What is needed: Collect all lines below with the string "name".

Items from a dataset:
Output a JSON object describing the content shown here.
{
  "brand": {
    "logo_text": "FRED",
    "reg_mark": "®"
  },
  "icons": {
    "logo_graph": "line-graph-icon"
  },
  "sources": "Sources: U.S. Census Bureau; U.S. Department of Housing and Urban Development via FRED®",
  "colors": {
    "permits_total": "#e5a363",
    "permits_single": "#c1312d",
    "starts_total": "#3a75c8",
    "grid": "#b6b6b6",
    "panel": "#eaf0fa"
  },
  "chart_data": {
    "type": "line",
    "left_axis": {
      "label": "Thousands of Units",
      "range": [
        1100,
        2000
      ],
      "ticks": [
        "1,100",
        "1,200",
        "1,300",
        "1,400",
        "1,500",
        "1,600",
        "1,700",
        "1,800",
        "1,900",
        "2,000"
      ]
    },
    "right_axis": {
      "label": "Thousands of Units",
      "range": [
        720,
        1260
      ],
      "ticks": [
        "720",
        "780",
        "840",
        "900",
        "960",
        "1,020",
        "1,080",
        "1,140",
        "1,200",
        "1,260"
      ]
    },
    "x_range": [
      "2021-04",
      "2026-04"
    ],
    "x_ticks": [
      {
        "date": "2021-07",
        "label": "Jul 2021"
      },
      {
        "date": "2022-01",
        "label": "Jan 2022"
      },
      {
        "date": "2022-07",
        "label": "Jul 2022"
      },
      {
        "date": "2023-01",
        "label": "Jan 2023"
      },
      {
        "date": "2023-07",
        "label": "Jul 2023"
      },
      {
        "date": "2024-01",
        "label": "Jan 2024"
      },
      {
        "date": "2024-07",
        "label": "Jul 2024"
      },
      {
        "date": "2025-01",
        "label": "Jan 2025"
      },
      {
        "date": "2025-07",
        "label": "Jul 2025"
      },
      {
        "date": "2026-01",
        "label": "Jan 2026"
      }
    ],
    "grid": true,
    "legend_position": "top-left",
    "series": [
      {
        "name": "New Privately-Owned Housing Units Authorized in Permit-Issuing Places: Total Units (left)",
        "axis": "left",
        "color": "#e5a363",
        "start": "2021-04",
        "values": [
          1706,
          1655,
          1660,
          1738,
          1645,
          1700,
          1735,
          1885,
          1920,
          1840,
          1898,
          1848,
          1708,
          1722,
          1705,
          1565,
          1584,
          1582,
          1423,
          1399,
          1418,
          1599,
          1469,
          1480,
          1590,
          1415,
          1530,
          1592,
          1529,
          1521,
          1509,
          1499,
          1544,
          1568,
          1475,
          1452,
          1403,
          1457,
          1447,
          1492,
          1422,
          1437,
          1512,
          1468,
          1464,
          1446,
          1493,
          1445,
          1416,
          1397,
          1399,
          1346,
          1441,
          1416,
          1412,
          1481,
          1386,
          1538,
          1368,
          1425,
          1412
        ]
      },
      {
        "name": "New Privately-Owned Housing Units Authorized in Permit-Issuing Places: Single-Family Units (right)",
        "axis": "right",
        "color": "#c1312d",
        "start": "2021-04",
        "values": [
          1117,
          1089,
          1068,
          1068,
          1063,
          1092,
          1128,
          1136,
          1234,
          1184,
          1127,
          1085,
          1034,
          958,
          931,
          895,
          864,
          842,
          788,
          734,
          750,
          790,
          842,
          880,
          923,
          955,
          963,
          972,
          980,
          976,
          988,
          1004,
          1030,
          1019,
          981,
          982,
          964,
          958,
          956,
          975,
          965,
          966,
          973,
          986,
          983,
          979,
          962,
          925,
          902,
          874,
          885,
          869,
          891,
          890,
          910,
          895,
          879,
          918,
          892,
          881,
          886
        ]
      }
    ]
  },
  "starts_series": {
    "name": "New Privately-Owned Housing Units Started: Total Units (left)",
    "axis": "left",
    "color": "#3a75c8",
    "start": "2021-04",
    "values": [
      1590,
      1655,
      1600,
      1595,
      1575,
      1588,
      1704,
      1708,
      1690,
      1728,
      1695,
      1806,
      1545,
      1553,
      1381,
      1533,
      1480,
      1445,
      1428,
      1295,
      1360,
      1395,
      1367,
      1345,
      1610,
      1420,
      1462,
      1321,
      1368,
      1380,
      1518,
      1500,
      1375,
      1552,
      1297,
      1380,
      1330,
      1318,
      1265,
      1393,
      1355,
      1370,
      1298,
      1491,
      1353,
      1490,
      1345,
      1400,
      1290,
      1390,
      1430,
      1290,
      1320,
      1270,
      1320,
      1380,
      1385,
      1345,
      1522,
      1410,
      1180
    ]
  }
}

Result:
        "name": "New Privately-Owned Housing Units Authorized in Permit-Issuing Places: Total Units (left)",
        "name": "New Privately-Owned Housing Units Authorized in Permit-Issuing Places: Single-Family Units (right)",
    "name": "New Privately-Owned Housing Units Started: Total Units (left)",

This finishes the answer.